● **PROBLEM TO SOLVE**: Copy every line of the records below that holds the word "name".

● **DATA FOR PROCESSING**:
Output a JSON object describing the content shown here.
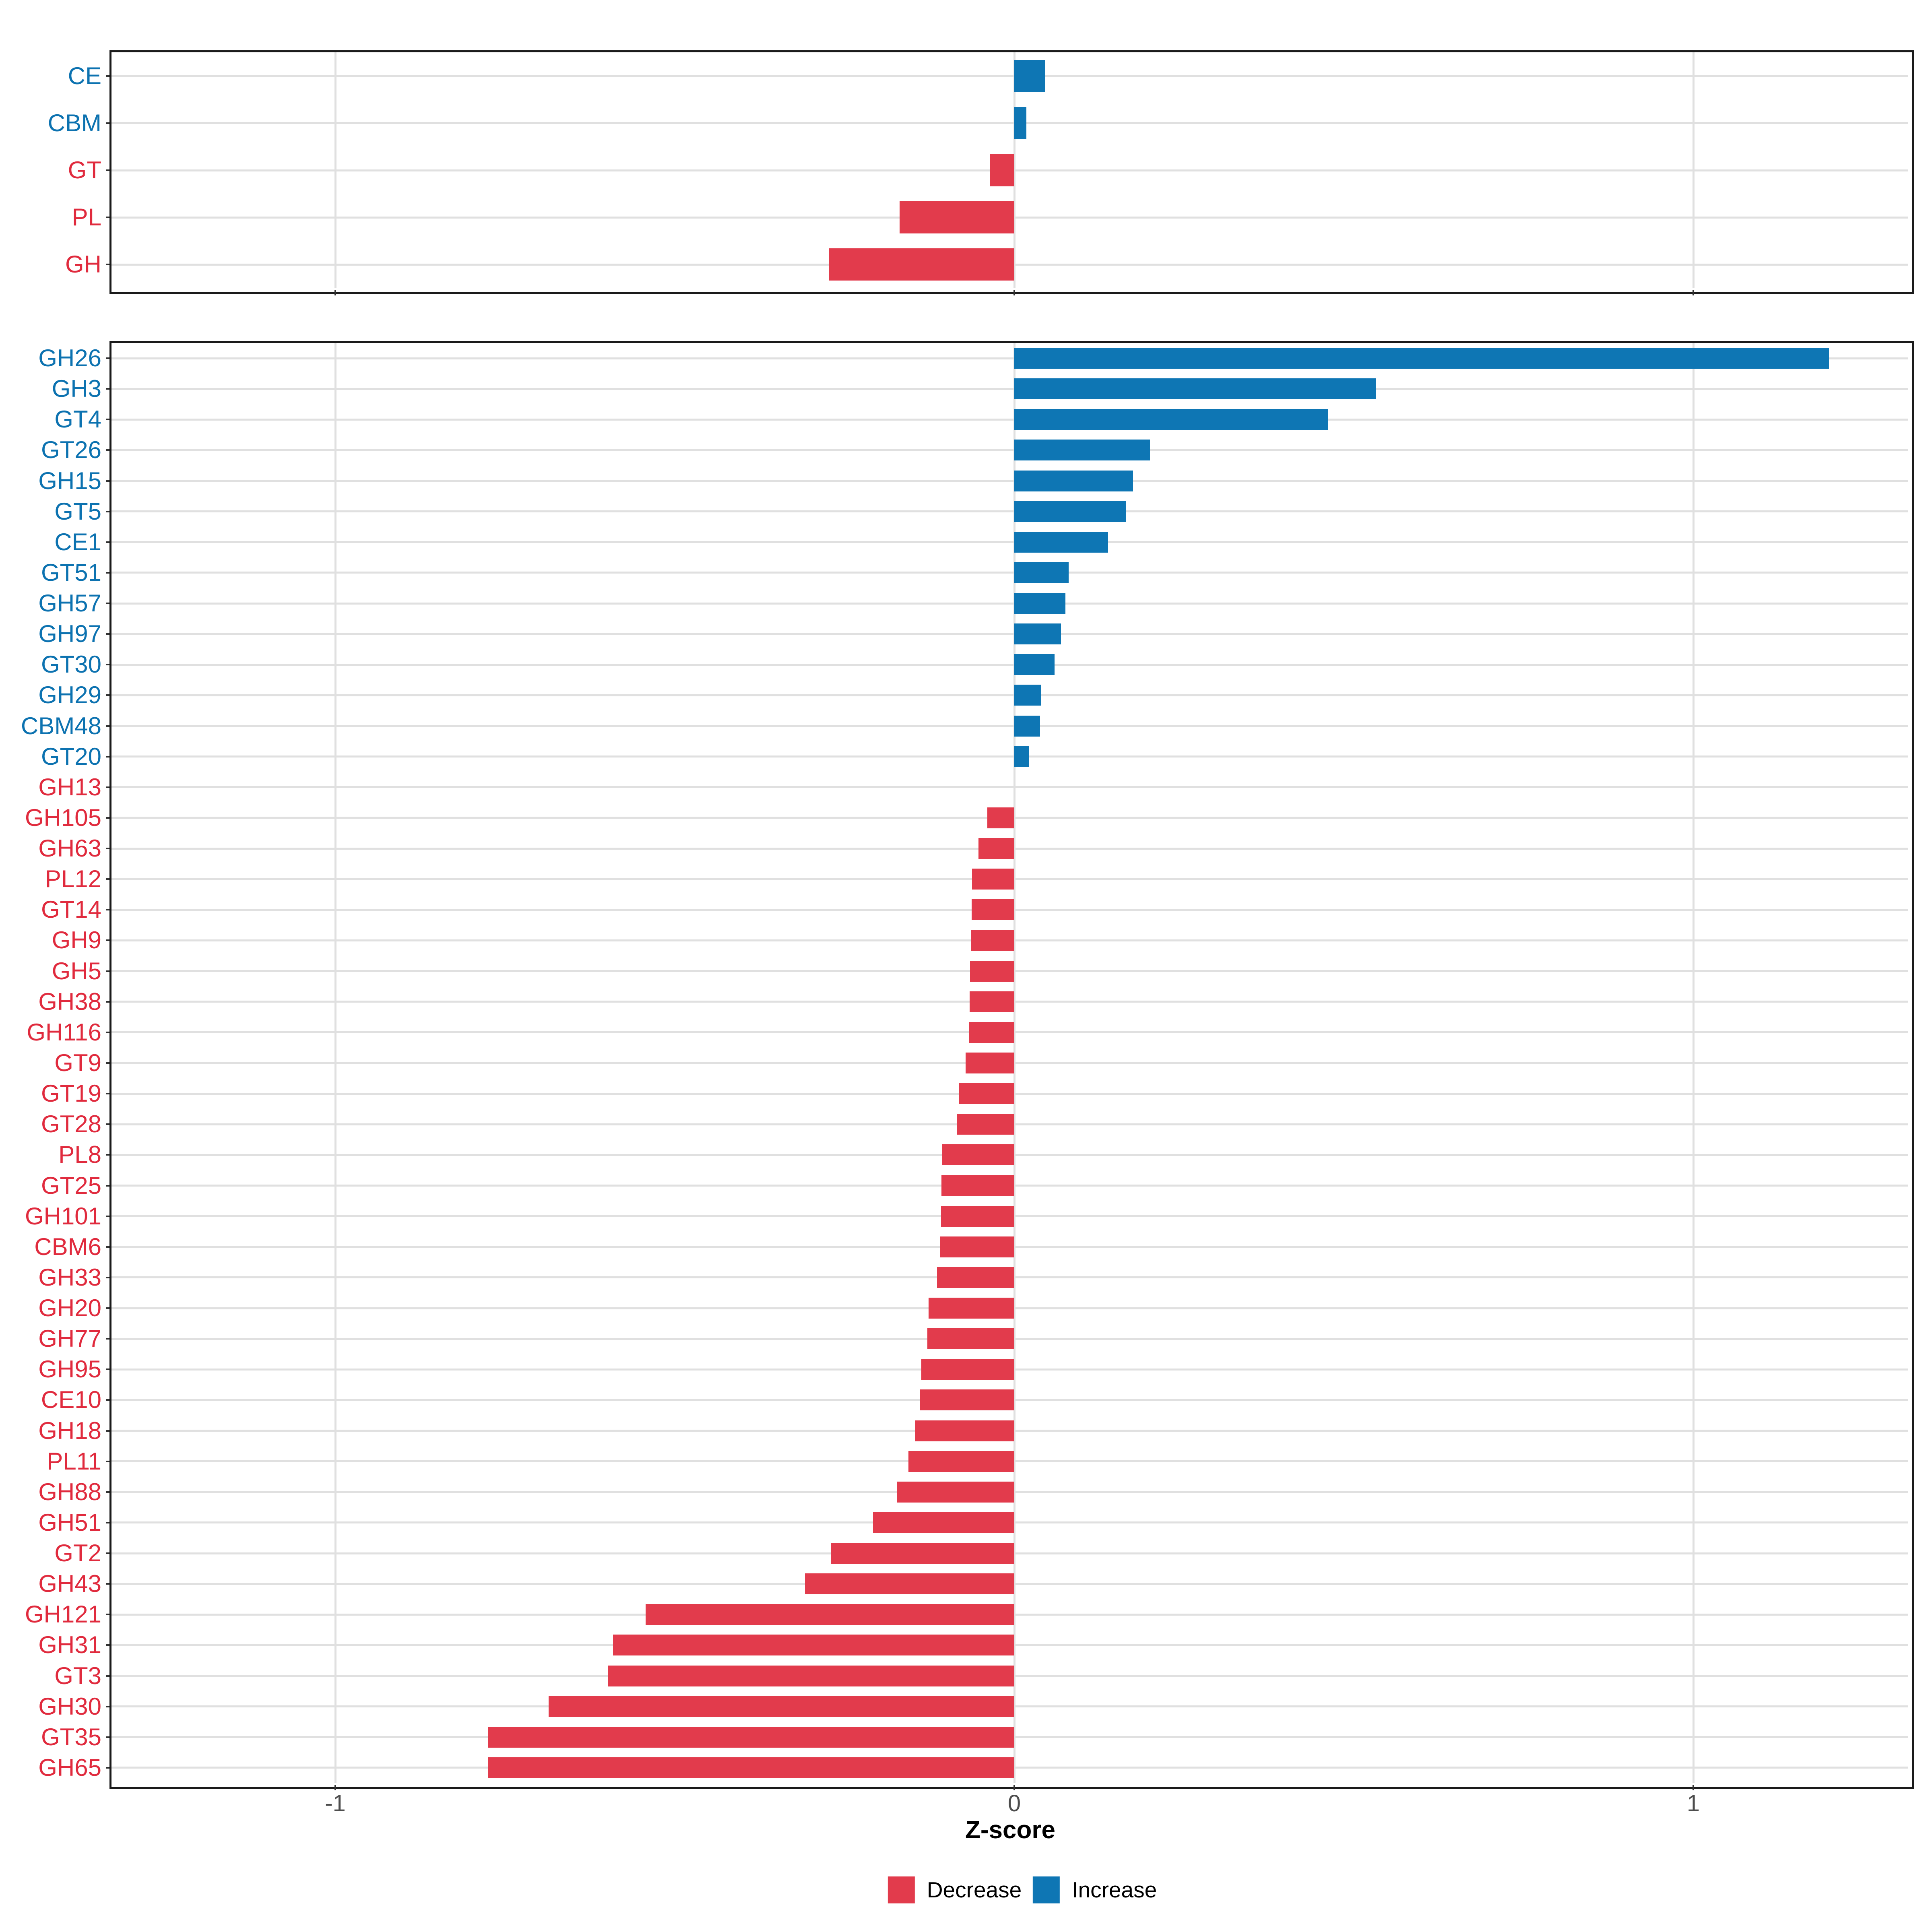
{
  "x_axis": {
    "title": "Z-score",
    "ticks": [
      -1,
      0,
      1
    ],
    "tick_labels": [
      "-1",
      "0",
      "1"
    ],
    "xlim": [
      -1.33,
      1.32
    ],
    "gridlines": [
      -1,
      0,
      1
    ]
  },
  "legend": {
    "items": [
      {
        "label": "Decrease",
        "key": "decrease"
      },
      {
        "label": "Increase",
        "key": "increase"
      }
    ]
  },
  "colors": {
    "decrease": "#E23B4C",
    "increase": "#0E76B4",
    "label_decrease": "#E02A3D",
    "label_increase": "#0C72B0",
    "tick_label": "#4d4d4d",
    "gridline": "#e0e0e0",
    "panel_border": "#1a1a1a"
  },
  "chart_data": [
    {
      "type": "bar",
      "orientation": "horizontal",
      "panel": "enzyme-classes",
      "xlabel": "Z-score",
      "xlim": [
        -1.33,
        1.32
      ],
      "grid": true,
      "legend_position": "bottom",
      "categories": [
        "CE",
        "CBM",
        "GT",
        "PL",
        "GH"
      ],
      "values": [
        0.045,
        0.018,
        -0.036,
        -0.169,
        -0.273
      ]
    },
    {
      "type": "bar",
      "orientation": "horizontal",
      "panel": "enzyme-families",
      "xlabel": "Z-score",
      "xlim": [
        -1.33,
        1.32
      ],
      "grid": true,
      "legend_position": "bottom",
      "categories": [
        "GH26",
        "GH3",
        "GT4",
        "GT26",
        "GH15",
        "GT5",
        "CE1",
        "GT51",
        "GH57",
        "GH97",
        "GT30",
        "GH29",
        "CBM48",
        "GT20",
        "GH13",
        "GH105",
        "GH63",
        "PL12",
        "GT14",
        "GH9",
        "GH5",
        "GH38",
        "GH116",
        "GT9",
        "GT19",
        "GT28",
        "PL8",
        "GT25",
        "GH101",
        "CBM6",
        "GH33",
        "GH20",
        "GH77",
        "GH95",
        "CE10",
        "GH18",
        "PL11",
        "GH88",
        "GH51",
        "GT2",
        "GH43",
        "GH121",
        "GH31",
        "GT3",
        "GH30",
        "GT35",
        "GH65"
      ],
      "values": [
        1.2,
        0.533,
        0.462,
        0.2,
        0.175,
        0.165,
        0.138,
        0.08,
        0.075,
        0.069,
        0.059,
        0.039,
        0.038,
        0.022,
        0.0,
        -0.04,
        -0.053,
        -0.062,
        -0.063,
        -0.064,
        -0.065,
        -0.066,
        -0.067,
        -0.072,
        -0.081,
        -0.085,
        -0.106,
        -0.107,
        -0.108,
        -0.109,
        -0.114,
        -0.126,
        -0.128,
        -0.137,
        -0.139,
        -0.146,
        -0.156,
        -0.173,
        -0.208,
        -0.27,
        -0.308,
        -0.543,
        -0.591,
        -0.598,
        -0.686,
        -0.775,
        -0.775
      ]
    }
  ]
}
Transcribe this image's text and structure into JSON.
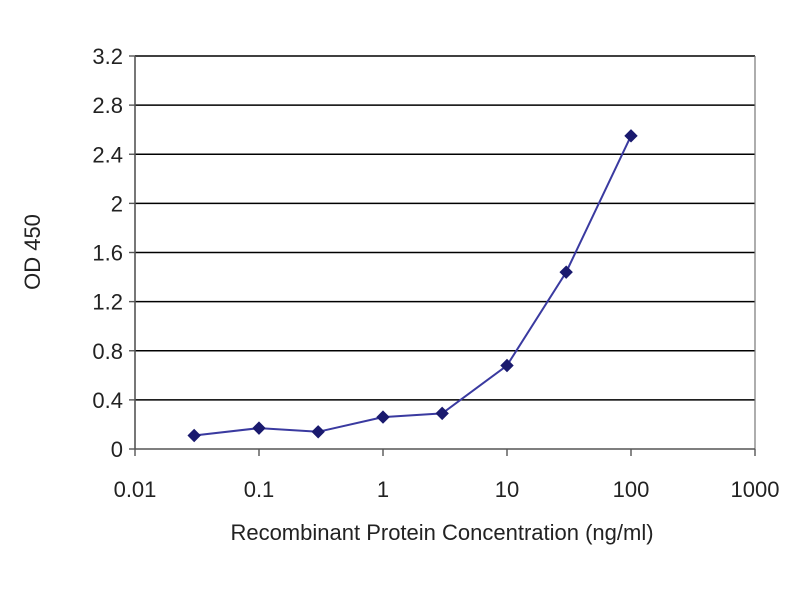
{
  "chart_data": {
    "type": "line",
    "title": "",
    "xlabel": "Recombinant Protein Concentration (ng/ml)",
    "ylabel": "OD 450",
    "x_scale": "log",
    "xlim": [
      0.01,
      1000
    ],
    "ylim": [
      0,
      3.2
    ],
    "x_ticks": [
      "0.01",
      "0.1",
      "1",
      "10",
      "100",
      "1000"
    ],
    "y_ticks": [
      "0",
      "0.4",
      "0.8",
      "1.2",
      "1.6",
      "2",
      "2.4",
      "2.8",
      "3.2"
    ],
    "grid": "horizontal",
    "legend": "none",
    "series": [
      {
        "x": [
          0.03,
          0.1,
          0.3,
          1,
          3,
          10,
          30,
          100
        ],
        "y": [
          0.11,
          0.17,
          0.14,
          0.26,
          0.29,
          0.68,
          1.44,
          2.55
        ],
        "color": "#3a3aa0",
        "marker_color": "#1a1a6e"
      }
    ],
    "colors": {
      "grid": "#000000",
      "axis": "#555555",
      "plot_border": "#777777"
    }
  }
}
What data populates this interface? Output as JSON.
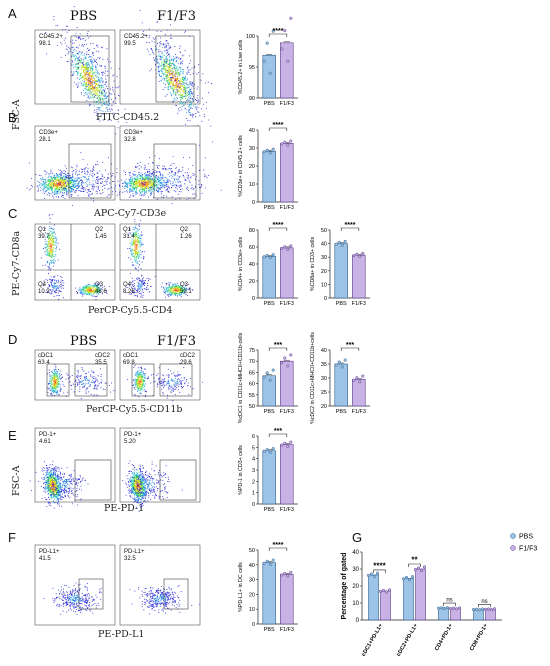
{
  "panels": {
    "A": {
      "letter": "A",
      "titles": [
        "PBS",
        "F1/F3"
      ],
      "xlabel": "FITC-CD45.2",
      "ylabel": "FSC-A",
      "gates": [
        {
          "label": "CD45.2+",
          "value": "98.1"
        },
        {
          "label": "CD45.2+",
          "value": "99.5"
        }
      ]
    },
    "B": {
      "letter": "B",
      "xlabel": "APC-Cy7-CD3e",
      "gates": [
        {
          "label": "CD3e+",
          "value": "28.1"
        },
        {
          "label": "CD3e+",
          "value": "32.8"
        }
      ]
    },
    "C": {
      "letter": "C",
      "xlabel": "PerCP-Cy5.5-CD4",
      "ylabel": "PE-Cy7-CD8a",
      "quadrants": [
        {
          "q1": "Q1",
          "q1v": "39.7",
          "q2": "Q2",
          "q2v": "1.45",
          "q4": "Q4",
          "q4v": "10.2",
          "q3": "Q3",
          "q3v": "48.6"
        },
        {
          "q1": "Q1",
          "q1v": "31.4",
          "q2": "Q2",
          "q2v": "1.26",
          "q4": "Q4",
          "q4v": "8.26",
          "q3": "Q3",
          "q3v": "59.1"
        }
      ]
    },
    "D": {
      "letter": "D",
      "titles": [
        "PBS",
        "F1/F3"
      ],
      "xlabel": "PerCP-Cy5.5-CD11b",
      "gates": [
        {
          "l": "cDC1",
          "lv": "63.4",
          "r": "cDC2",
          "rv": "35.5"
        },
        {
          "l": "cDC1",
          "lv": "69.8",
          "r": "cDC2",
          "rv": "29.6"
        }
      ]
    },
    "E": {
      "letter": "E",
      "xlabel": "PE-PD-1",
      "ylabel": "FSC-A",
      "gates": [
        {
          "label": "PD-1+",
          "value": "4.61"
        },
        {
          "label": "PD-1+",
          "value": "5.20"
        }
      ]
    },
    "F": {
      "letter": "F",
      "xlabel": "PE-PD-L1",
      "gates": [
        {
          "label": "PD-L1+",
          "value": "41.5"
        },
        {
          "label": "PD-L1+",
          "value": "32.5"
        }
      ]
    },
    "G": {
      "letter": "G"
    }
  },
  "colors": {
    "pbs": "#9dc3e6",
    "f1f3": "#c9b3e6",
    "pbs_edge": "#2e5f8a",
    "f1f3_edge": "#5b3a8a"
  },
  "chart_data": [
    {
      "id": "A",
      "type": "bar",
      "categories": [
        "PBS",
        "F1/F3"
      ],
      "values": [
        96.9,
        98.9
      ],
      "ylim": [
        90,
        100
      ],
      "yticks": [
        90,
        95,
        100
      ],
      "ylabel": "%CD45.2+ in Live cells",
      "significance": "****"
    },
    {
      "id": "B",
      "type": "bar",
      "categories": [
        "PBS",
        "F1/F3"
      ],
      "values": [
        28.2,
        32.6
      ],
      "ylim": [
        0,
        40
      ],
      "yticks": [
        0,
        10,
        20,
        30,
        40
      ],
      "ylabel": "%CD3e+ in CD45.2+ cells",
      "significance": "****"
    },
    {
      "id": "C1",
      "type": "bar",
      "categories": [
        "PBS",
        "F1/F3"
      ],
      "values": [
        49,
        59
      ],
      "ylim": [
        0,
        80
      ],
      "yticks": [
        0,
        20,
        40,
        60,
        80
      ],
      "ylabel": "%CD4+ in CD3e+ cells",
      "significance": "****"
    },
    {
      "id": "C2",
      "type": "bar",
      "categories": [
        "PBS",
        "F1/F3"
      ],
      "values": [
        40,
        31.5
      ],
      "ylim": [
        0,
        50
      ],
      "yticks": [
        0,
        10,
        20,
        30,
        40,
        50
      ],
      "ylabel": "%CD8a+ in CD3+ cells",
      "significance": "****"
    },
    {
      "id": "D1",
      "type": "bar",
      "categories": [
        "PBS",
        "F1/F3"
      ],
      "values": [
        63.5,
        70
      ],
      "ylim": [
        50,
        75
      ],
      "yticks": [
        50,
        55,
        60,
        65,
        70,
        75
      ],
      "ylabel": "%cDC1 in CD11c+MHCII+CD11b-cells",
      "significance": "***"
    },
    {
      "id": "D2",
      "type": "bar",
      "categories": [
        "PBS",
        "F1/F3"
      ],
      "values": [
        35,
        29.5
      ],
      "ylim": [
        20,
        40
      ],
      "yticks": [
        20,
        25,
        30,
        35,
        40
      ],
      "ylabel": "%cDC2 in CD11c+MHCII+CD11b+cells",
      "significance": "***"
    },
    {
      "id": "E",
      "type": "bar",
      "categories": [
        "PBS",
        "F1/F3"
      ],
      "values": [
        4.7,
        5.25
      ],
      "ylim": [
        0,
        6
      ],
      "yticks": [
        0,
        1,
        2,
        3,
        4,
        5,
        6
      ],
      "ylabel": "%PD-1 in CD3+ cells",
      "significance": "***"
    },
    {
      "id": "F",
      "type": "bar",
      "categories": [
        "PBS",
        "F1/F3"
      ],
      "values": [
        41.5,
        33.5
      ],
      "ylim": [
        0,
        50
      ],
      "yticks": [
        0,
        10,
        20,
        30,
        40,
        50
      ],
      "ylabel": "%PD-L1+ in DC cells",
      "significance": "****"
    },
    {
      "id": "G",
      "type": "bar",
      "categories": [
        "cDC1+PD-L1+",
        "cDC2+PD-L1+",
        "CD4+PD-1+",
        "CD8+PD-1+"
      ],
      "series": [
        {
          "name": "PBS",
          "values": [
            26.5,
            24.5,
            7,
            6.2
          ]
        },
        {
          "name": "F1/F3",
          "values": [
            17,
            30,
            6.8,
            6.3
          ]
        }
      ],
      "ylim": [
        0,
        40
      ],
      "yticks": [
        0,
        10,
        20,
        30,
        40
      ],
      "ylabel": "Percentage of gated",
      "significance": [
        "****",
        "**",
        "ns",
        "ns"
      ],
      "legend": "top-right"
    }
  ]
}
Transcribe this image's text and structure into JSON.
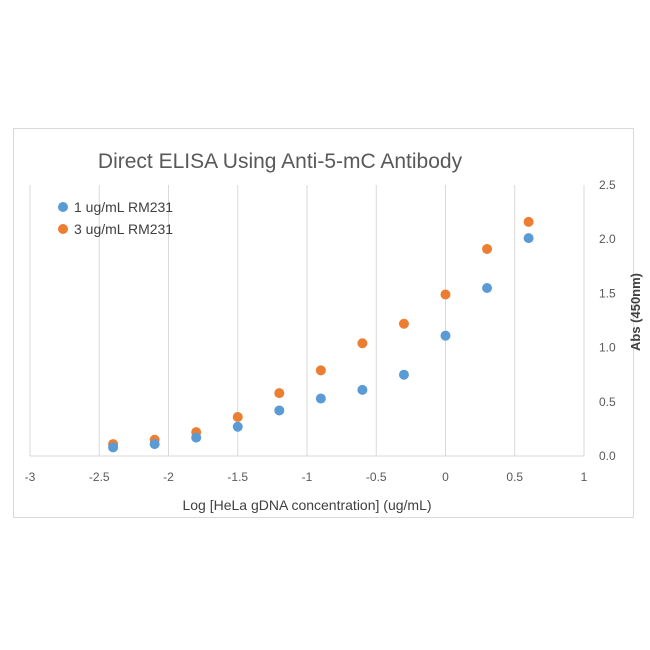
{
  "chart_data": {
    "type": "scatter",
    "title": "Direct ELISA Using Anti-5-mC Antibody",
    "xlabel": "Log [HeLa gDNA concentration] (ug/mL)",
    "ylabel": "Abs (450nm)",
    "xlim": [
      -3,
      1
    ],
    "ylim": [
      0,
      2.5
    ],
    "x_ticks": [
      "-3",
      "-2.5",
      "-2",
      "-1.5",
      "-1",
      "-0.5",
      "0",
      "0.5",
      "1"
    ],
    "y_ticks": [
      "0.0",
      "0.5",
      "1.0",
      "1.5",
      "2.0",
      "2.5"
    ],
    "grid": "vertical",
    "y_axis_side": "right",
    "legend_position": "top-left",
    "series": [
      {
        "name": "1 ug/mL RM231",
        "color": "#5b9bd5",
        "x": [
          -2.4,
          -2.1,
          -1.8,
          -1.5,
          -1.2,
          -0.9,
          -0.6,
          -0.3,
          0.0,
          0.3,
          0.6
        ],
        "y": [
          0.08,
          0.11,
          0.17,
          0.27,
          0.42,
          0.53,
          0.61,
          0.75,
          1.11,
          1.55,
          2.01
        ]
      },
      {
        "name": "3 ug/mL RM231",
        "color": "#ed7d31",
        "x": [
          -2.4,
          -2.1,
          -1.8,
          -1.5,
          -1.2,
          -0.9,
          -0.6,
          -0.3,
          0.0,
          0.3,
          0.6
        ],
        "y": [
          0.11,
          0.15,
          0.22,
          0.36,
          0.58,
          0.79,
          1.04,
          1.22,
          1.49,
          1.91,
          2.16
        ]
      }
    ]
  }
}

● **RESPONSE AREA**:
          "name": "PBS",
          "name": "F1/F3",
        "name": "1 ug/mL RM231",
        "name": "3 ug/mL RM231",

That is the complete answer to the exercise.